Exercise
The records below must be written out exactly, with every picture left behind.

Exercise material
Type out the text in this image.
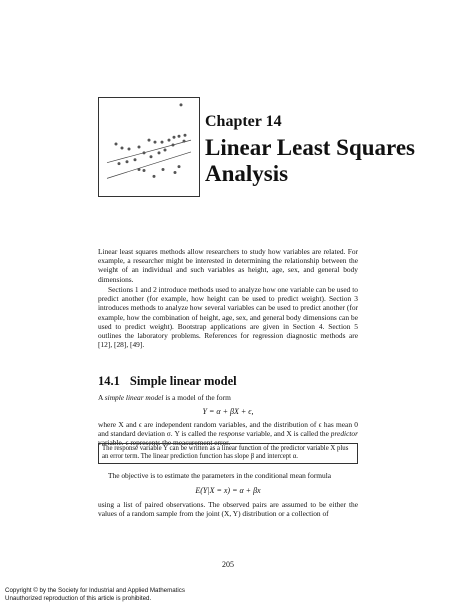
Chapter 14
Linear Least Squares
Analysis

Linear least squares methods allow researchers to study how variables are related. For example, a researcher might be interested in determining the relationship between the weight of an individual and such variables as height, age, sex, and general body dimensions.

Sections 1 and 2 introduce methods used to analyze how one variable can be used to predict another (for example, how height can be used to predict weight). Section 3 introduces methods to analyze how several variables can be used to predict another (for example, how the combination of height, age, sex, and general body dimensions can be used to predict weight). Bootstrap applications are given in Section 4. Section 5 outlines the laboratory problems. References for regression diagnostic methods are [12], [28], [49].

14.1 Simple linear model

A simple linear model is a model of the form

Y = α + βX + ϵ,

where X and ϵ are independent random variables, and the distribution of ϵ has mean 0 and standard deviation σ. Y is called the response variable, and X is called the predictor variable. ϵ represents the measurement error.

The response variable Y can be written as a linear function of the predictor variable X plus an error term. The linear prediction function has slope β and intercept α.

The objective is to estimate the parameters in the conditional mean formula

E(Y|X = x) = α + βx

using a list of paired observations. The observed pairs are assumed to be either the values of a random sample from the joint (X, Y) distribution or a collection of

205
Copyright © by the Society for Industrial and Applied Mathematics
Unauthorized reproduction of this article is prohibited.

The output
Type out the text in this image.
Chapter 14
Linear Least Squares
Analysis

Linear least squares methods allow researchers to study how variables are related. For example, a researcher might be interested in determining the relationship between the weight of an individual and such variables as height, age, sex, and general body dimensions.

Sections 1 and 2 introduce methods used to analyze how one variable can be used to predict another (for example, how height can be used to predict weight). Section 3 introduces methods to analyze how several variables can be used to predict another (for example, how the combination of height, age, sex, and general body dimensions can be used to predict weight). Bootstrap applications are given in Section 4. Section 5 outlines the laboratory problems. References for regression diagnostic methods are [12], [28], [49].

14.1 Simple linear model

A simple linear model is a model of the form

Y = α + βX + ϵ,

where X and ϵ are independent random variables, and the distribution of ϵ has mean 0 and standard deviation σ. Y is called the response variable, and X is called the predictor variable. ϵ represents the measurement error.

The response variable Y can be written as a linear function of the predictor variable X plus an error term. The linear prediction function has slope β and intercept α.

The objective is to estimate the parameters in the conditional mean formula

E(Y|X = x) = α + βx

using a list of paired observations. The observed pairs are assumed to be either the values of a random sample from the joint (X, Y) distribution or a collection of

205
Copyright © by the Society for Industrial and Applied Mathematics
Unauthorized reproduction of this article is prohibited.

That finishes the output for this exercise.